» The exercise
Write out all lines holding the word "iuxta".

*-*-*

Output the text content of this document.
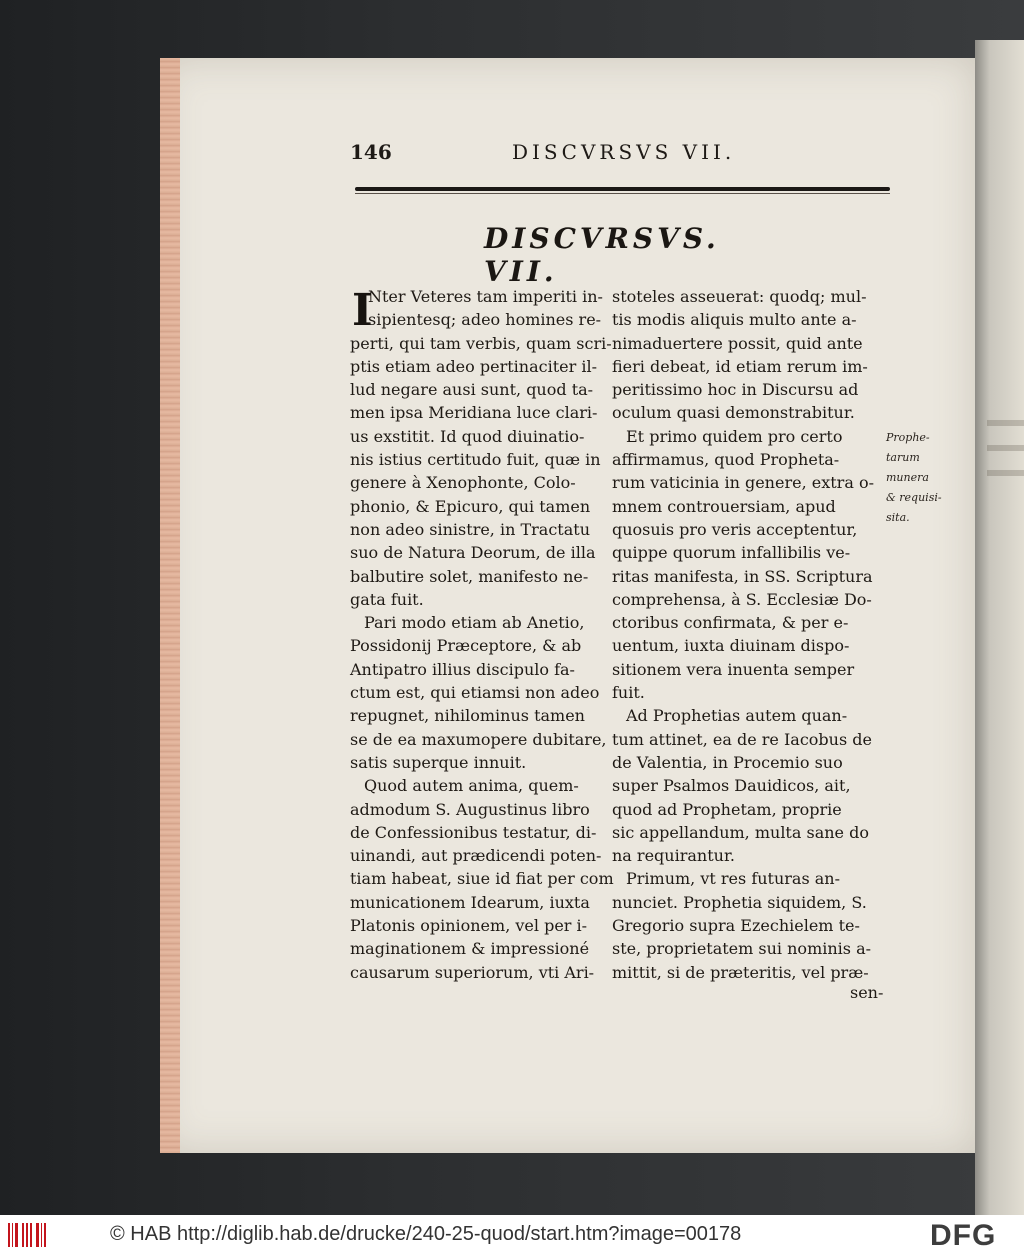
146	DISCVRSVS VII.
DISCVRSVS. VII.
I
Nter Veteres tam imperiti in-
sipientesq; adeo homines re-
perti, qui tam verbis, quam scri-
ptis etiam adeo pertinaciter il-
lud negare ausi sunt, quod ta-
men ipsa Meridiana luce clari-
us exstitit. Id quod diuinatio-
nis istius certitudo fuit, quæ in
genere à Xenophonte, Colo-
phonio, & Epicuro, qui tamen
non adeo sinistre, in Tractatu
suo de Natura Deorum, de illa
balbutire solet, manifesto ne-
gata fuit.
Pari modo etiam ab Anetio,
Possidonij Præceptore, & ab
Antipatro illius discipulo fa-
ctum est, qui etiamsi non adeo
repugnet, nihilominus tamen
se de ea maxumopere dubitare,
satis superque innuit.
Quod autem anima, quem-
admodum S. Augustinus libro
de Confessionibus testatur, di-
uinandi, aut prædicendi poten-
tiam habeat, siue id fiat per com
municationem Idearum, iuxta
Platonis opinionem, vel per i-
maginationem & impressioné
causarum superiorum, vti Ari-
stoteles asseuerat: quodq; mul-
tis modis aliquis multo ante a-
nimaduertere possit, quid ante
fieri debeat, id etiam rerum im-
peritissimo hoc in Discursu ad
oculum quasi demonstrabitur.
Et primo quidem pro certo
affirmamus, quod Propheta-
rum vaticinia in genere, extra o-
mnem controuersiam, apud
quosuis pro veris acceptentur,
quippe quorum infallibilis ve-
ritas manifesta, in SS. Scriptura
comprehensa, à S. Ecclesiæ Do-
ctoribus confirmata, & per e-
uentum, iuxta diuinam dispo-
sitionem vera inuenta semper
fuit.
Ad Prophetias autem quan-
tum attinet, ea de re Iacobus de
de Valentia, in Procemio suo
super Psalmos Dauidicos, ait,
quod ad Prophetam, proprie
sic appellandum, multa sane do
na requirantur.
Primum, vt res futuras an-
nunciet. Prophetia siquidem, S.
Gregorio supra Ezechielem te-
ste, proprietatem sui nominis a-
mittit, si de præteritis, vel præ-
Prophe-
tarum
munera
& requisi-
sita.
sen-
© HAB http://diglib.hab.de/drucke/240-25-quod/start.htm?image=00178	DFG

*-*-*

» Finished exercise
municationem Idearum, iuxta
uentum, iuxta diuinam dispo-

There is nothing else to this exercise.